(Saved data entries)
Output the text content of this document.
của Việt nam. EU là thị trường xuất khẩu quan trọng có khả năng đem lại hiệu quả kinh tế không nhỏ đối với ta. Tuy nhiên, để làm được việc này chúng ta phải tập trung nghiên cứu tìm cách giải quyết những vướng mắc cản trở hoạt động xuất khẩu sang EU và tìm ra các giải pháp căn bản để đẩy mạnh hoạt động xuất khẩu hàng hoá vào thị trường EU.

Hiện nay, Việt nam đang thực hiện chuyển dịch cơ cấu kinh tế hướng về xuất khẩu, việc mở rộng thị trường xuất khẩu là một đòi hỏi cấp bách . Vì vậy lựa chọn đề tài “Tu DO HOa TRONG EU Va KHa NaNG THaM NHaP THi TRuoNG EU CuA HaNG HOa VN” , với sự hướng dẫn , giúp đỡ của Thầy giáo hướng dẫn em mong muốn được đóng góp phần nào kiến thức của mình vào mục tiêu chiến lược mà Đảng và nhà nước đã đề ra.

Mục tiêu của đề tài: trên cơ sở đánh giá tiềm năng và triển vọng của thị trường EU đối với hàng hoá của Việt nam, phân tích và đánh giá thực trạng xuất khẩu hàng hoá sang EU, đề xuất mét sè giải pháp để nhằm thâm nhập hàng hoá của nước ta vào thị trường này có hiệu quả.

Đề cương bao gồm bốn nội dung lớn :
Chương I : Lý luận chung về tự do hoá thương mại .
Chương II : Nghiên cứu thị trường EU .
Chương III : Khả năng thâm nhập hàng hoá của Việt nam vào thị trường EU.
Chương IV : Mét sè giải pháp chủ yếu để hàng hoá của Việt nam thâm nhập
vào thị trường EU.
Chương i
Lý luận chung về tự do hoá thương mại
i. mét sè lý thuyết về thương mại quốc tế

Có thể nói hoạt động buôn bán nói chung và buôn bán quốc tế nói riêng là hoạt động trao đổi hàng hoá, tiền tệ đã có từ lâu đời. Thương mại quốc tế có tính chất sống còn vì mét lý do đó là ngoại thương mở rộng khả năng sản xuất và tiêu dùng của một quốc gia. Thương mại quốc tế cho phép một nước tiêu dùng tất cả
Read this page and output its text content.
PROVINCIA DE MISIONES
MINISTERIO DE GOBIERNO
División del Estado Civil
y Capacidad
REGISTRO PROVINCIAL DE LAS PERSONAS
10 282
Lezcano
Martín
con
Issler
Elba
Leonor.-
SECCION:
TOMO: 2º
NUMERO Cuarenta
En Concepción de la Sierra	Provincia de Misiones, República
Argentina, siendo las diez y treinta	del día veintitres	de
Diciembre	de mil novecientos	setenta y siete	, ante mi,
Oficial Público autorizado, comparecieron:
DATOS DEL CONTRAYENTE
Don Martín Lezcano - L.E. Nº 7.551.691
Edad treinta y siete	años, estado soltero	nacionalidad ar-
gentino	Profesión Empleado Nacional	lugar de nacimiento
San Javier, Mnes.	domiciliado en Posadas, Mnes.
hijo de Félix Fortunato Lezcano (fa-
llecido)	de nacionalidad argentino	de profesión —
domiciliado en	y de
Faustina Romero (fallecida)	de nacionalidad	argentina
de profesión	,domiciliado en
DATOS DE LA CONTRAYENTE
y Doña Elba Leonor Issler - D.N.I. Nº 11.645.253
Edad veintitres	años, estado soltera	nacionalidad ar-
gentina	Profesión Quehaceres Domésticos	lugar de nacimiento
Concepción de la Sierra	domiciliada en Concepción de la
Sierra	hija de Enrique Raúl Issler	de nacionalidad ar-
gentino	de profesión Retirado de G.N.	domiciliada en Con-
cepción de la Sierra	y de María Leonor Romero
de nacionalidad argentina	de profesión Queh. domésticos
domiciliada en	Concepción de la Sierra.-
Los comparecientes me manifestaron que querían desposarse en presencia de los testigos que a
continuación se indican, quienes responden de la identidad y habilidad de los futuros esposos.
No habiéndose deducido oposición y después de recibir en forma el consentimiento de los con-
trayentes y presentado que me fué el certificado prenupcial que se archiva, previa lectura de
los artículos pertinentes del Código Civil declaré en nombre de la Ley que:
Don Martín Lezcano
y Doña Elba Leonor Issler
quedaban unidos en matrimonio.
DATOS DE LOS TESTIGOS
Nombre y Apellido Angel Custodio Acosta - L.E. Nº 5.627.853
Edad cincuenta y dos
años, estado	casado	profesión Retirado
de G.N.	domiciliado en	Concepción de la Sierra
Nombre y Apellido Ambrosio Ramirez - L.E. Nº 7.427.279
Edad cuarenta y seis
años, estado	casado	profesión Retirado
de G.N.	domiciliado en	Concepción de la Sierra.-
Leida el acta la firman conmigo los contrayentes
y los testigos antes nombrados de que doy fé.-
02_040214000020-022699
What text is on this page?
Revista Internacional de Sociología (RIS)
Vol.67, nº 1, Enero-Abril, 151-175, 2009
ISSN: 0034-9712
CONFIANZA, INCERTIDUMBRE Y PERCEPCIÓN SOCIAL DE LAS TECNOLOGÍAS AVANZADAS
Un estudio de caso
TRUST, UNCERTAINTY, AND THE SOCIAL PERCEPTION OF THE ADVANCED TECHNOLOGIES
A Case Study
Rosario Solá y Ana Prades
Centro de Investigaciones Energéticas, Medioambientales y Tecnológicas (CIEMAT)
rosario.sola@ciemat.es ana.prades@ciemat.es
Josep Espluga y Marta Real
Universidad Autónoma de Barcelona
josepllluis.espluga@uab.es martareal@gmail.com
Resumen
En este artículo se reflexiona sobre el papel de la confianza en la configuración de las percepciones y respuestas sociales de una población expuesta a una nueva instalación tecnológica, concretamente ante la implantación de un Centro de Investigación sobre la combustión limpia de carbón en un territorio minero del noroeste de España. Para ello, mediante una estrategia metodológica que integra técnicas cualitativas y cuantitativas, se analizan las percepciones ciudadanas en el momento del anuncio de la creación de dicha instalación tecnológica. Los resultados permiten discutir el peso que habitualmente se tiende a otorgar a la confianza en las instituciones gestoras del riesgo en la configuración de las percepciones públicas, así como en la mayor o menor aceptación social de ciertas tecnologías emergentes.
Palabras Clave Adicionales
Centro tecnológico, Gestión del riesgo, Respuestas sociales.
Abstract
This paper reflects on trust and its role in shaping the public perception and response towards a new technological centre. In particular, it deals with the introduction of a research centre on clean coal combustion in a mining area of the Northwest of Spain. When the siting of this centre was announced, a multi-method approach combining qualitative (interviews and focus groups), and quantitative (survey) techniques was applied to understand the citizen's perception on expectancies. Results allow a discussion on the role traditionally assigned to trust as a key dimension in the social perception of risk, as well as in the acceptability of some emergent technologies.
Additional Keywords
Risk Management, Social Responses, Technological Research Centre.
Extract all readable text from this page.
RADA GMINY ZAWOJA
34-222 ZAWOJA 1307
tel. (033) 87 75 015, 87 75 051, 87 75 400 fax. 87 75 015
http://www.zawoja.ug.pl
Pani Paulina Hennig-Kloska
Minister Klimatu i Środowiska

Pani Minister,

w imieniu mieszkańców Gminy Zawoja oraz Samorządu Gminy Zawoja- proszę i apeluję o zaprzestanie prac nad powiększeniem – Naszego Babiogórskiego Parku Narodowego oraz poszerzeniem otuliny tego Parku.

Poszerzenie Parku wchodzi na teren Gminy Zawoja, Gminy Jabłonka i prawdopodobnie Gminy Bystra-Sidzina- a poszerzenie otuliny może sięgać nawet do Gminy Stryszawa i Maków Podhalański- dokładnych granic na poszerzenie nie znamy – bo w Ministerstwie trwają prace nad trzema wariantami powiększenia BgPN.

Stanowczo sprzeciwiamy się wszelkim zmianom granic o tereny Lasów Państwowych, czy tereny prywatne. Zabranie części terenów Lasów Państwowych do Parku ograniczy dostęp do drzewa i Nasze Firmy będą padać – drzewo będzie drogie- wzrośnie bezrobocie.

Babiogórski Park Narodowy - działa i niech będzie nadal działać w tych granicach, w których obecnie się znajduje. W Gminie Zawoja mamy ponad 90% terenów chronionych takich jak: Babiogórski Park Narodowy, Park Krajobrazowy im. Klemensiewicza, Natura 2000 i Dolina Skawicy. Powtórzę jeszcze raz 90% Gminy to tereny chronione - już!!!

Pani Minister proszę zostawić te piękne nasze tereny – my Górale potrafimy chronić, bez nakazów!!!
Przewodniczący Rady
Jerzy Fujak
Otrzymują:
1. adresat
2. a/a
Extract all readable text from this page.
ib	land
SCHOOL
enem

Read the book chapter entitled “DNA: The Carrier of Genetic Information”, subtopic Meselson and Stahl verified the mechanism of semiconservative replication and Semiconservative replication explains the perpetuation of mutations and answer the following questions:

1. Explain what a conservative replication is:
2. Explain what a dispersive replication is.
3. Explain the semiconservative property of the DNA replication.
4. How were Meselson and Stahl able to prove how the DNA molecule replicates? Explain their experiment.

■ **TASK OBJECTIVE**: From the data above, show each line that contains "text".

■ **ANSWER TO THIS EXERCISE**:
Output the text content of this document.
Read this page and output its text content.
What text is on this page?
Extract all readable text from this page.
Extract all readable text from this page.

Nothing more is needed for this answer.